Dataset entries =>
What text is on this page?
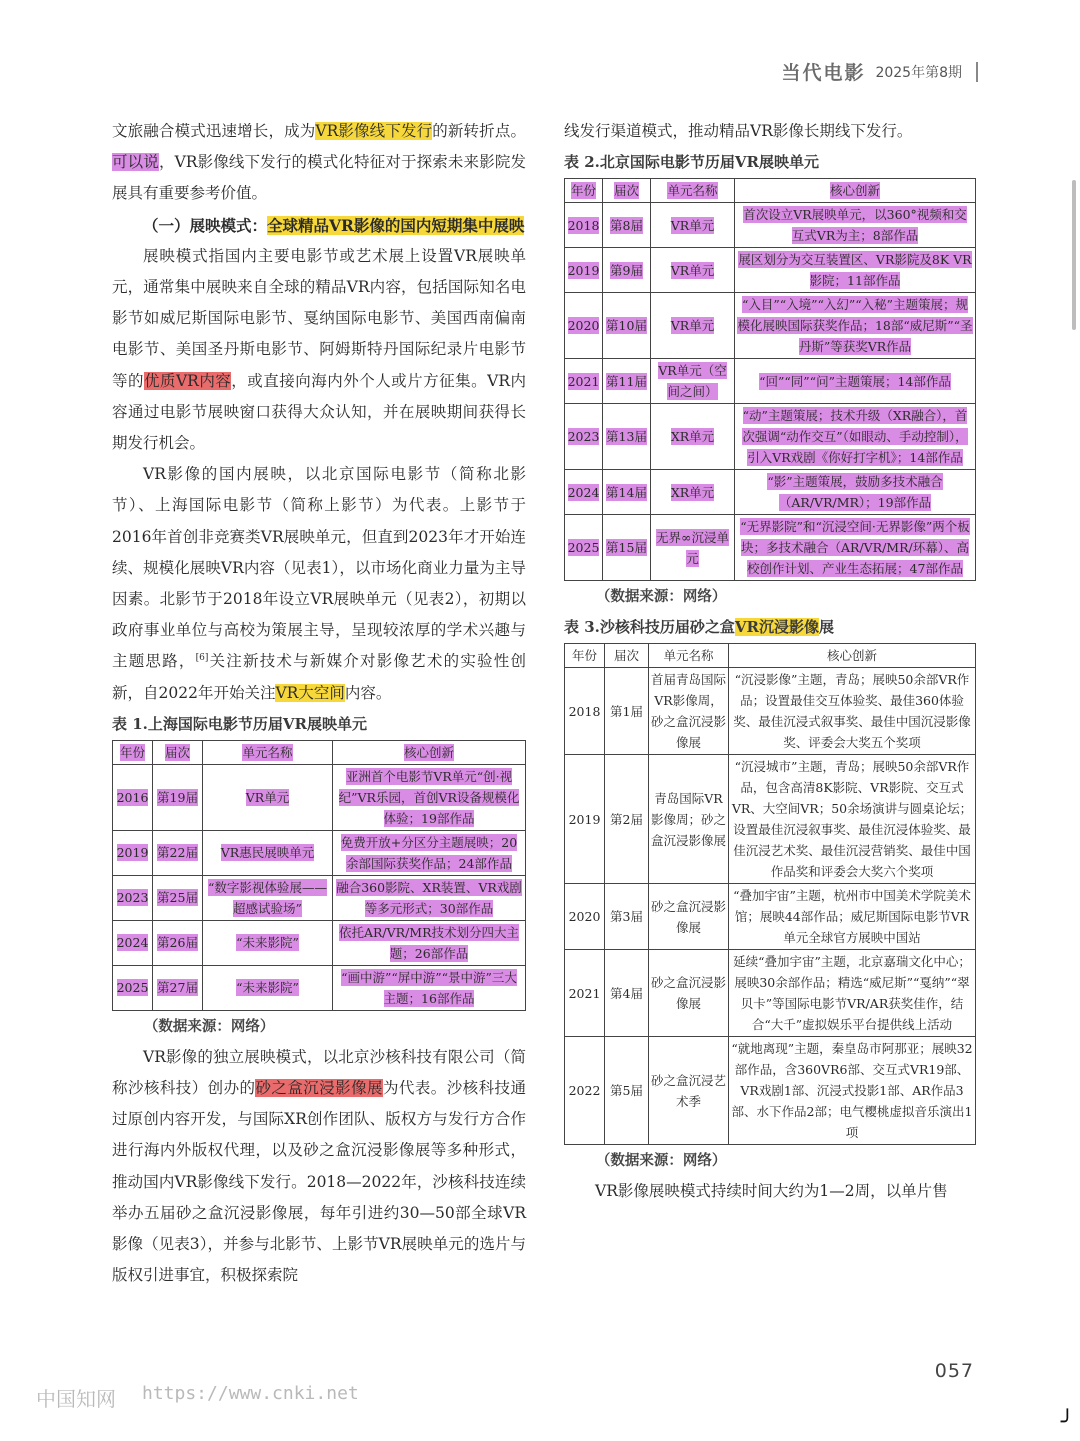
当代电影 2025年第8期

文旅融合模式迅速增长，成为VR影像线下发行的新转折点。可以说，VR影像线下发行的模式化特征对于探索未来影院发展具有重要参考价值。

（一）展映模式：全球精品VR影像的国内短期集中展映

展映模式指国内主要电影节或艺术展上设置VR展映单元，通常集中展映来自全球的精品VR内容，包括国际知名电影节如威尼斯国际电影节、戛纳国际电影节、美国西南偏南电影节、美国圣丹斯电影节、阿姆斯特丹国际纪录片电影节等的优质VR内容，或直接向海内外个人或片方征集。VR内容通过电影节展映窗口获得大众认知，并在展映期间获得长期发行机会。

VR影像的国内展映，以北京国际电影节（简称北影节）、上海国际电影节（简称上影节）为代表。上影节于2016年首创非竞赛类VR展映单元，但直到2023年才开始连续、规模化展映VR内容（见表1），以市场化商业力量为主导因素。北影节于2018年设立VR展映单元（见表2），初期以政府事业单位与高校为策展主导，呈现较浓厚的学术兴趣与主题思路，[6]关注新技术与新媒介对影像艺术的实验性创新，自2022年开始关注VR大空间内容。

表 1.上海国际电影节历届VR展映单元

年份	届次	单元名称	核心创新
2016	第19届	VR单元	亚洲首个电影节VR单元“创·视纪”VR乐园，首创VR设备规模化体验；19部作品
2019	第22届	VR惠民展映单元	免费开放+分区分主题展映；20余部国际获奖作品；24部作品
2023	第25届	“数字影视体验展——超感试验场”	融合360影院、XR装置、VR戏剧等多元形式；30部作品
2024	第26届	“未来影院”	依托AR/VR/MR技术划分四大主题；26部作品
2025	第27届	“未来影院”	“画中游”“屏中游”“景中游”三大主题；16部作品

（数据来源：网络）

VR影像的独立展映模式，以北京沙核科技有限公司（简称沙核科技）创办的砂之盒沉浸影像展为代表。沙核科技通过原创内容开发，与国际XR创作团队、版权方与发行方合作进行海内外版权代理，以及砂之盒沉浸影像展等多种形式，推动国内VR影像线下发行。2018—2022年，沙核科技连续举办五届砂之盒沉浸影像展，每年引进约30—50部全球VR影像（见表3），并参与北影节、上影节VR展映单元的选片与版权引进事宜，积极探索院

线发行渠道模式，推动精品VR影像长期线下发行。

表 2.北京国际电影节历届VR展映单元

年份	届次	单元名称	核心创新
2018	第8届	VR单元	首次设立VR展映单元，以360°视频和交互式VR为主；8部作品
2019	第9届	VR单元	展区划分为交互装置区、VR影院及8K VR影院；11部作品
2020	第10届	VR单元	“入目”“入境”“入幻”“入秘”主题策展；规模化展映国际获奖作品；18部“威尼斯”“圣丹斯”等获奖VR作品
2021	第11届	VR单元（空间之间）	“回”“同”“问”主题策展；14部作品
2023	第13届	XR单元	“动”主题策展；技术升级（XR融合），首次强调“动作交互”（如眼动、手动控制），引入VR戏剧《你好打字机》；14部作品
2024	第14届	XR单元	“影”主题策展，鼓励多技术融合（AR/VR/MR）；19部作品
2025	第15届	无界∞沉浸单元	“无界影院”和“沉浸空间·无界影像”两个板块；多技术融合（AR/VR/MR/环幕）、高校创作计划、产业生态拓展；47部作品

（数据来源：网络）

表 3.沙核科技历届砂之盒VR沉浸影像展

年份	届次	单元名称	核心创新
2018	第1届	首届青岛国际VR影像周，砂之盒沉浸影像展	“沉浸影像”主题，青岛；展映50余部VR作品；设置最佳交互体验奖、最佳360体验奖、最佳沉浸式叙事奖、最佳中国沉浸影像奖、评委会大奖五个奖项
2019	第2届	青岛国际VR影像周；砂之盒沉浸影像展	“沉浸城市”主题，青岛；展映50余部VR作品，包含高清8K影院、VR影院、交互式VR、大空间VR；50余场演讲与圆桌论坛；设置最佳沉浸叙事奖、最佳沉浸体验奖、最佳沉浸艺术奖、最佳沉浸营销奖、最佳中国作品奖和评委会大奖六个奖项
2020	第3届	砂之盒沉浸影像展	“叠加宇宙”主题，杭州市中国美术学院美术馆；展映44部作品；威尼斯国际电影节VR单元全球官方展映中国站
2021	第4届	砂之盒沉浸影像展	延续“叠加宇宙”主题，北京嘉瑞文化中心；展映30余部作品；精选“威尼斯”“戛纳”“翠贝卡”等国际电影节VR/AR获奖佳作，结合“大千”虚拟娱乐平台提供线上活动
2022	第5届	砂之盒沉浸艺术季	“就地离现”主题，秦皇岛市阿那亚；展映32部作品，含360VR6部、交互式VR19部、VR戏剧1部、沉浸式投影1部、AR作品3部、水下作品2部；电气樱桃虚拟音乐演出1项

（数据来源：网络）

VR影像展映模式持续时间大约为1—2周，以单片售

057
中国知网 https://www.cnki.net
╯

Given problem =>
Set down every record once more, word for word, without pictures.

Exercise response =>
What text is on this page?
当代电影 2025年第8期

文旅融合模式迅速增长，成为VR影像线下发行的新转折点。可以说，VR影像线下发行的模式化特征对于探索未来影院发展具有重要参考价值。

（一）展映模式：全球精品VR影像的国内短期集中展映

展映模式指国内主要电影节或艺术展上设置VR展映单元，通常集中展映来自全球的精品VR内容，包括国际知名电影节如威尼斯国际电影节、戛纳国际电影节、美国西南偏南电影节、美国圣丹斯电影节、阿姆斯特丹国际纪录片电影节等的优质VR内容，或直接向海内外个人或片方征集。VR内容通过电影节展映窗口获得大众认知，并在展映期间获得长期发行机会。

VR影像的国内展映，以北京国际电影节（简称北影节）、上海国际电影节（简称上影节）为代表。上影节于2016年首创非竞赛类VR展映单元，但直到2023年才开始连续、规模化展映VR内容（见表1），以市场化商业力量为主导因素。北影节于2018年设立VR展映单元（见表2），初期以政府事业单位与高校为策展主导，呈现较浓厚的学术兴趣与主题思路，[6]关注新技术与新媒介对影像艺术的实验性创新，自2022年开始关注VR大空间内容。

表 1.上海国际电影节历届VR展映单元

年份	届次	单元名称	核心创新
2016	第19届	VR单元	亚洲首个电影节VR单元“创·视纪”VR乐园，首创VR设备规模化体验；19部作品
2019	第22届	VR惠民展映单元	免费开放+分区分主题展映；20余部国际获奖作品；24部作品
2023	第25届	“数字影视体验展——超感试验场”	融合360影院、XR装置、VR戏剧等多元形式；30部作品
2024	第26届	“未来影院”	依托AR/VR/MR技术划分四大主题；26部作品
2025	第27届	“未来影院”	“画中游”“屏中游”“景中游”三大主题；16部作品

（数据来源：网络）

VR影像的独立展映模式，以北京沙核科技有限公司（简称沙核科技）创办的砂之盒沉浸影像展为代表。沙核科技通过原创内容开发，与国际XR创作团队、版权方与发行方合作进行海内外版权代理，以及砂之盒沉浸影像展等多种形式，推动国内VR影像线下发行。2018—2022年，沙核科技连续举办五届砂之盒沉浸影像展，每年引进约30—50部全球VR影像（见表3），并参与北影节、上影节VR展映单元的选片与版权引进事宜，积极探索院

线发行渠道模式，推动精品VR影像长期线下发行。

表 2.北京国际电影节历届VR展映单元

年份	届次	单元名称	核心创新
2018	第8届	VR单元	首次设立VR展映单元，以360°视频和交互式VR为主；8部作品
2019	第9届	VR单元	展区划分为交互装置区、VR影院及8K VR影院；11部作品
2020	第10届	VR单元	“入目”“入境”“入幻”“入秘”主题策展；规模化展映国际获奖作品；18部“威尼斯”“圣丹斯”等获奖VR作品
2021	第11届	VR单元（空间之间）	“回”“同”“问”主题策展；14部作品
2023	第13届	XR单元	“动”主题策展；技术升级（XR融合），首次强调“动作交互”（如眼动、手动控制），引入VR戏剧《你好打字机》；14部作品
2024	第14届	XR单元	“影”主题策展，鼓励多技术融合（AR/VR/MR）；19部作品
2025	第15届	无界∞沉浸单元	“无界影院”和“沉浸空间·无界影像”两个板块；多技术融合（AR/VR/MR/环幕）、高校创作计划、产业生态拓展；47部作品

（数据来源：网络）

表 3.沙核科技历届砂之盒VR沉浸影像展

年份	届次	单元名称	核心创新
2018	第1届	首届青岛国际VR影像周，砂之盒沉浸影像展	“沉浸影像”主题，青岛；展映50余部VR作品；设置最佳交互体验奖、最佳360体验奖、最佳沉浸式叙事奖、最佳中国沉浸影像奖、评委会大奖五个奖项
2019	第2届	青岛国际VR影像周；砂之盒沉浸影像展	“沉浸城市”主题，青岛；展映50余部VR作品，包含高清8K影院、VR影院、交互式VR、大空间VR；50余场演讲与圆桌论坛；设置最佳沉浸叙事奖、最佳沉浸体验奖、最佳沉浸艺术奖、最佳沉浸营销奖、最佳中国作品奖和评委会大奖六个奖项
2020	第3届	砂之盒沉浸影像展	“叠加宇宙”主题，杭州市中国美术学院美术馆；展映44部作品；威尼斯国际电影节VR单元全球官方展映中国站
2021	第4届	砂之盒沉浸影像展	延续“叠加宇宙”主题，北京嘉瑞文化中心；展映30余部作品；精选“威尼斯”“戛纳”“翠贝卡”等国际电影节VR/AR获奖佳作，结合“大千”虚拟娱乐平台提供线上活动
2022	第5届	砂之盒沉浸艺术季	“就地离现”主题，秦皇岛市阿那亚；展映32部作品，含360VR6部、交互式VR19部、VR戏剧1部、沉浸式投影1部、AR作品3部、水下作品2部；电气樱桃虚拟音乐演出1项

（数据来源：网络）

VR影像展映模式持续时间大约为1—2周，以单片售

057
中国知网 https://www.cnki.net
╯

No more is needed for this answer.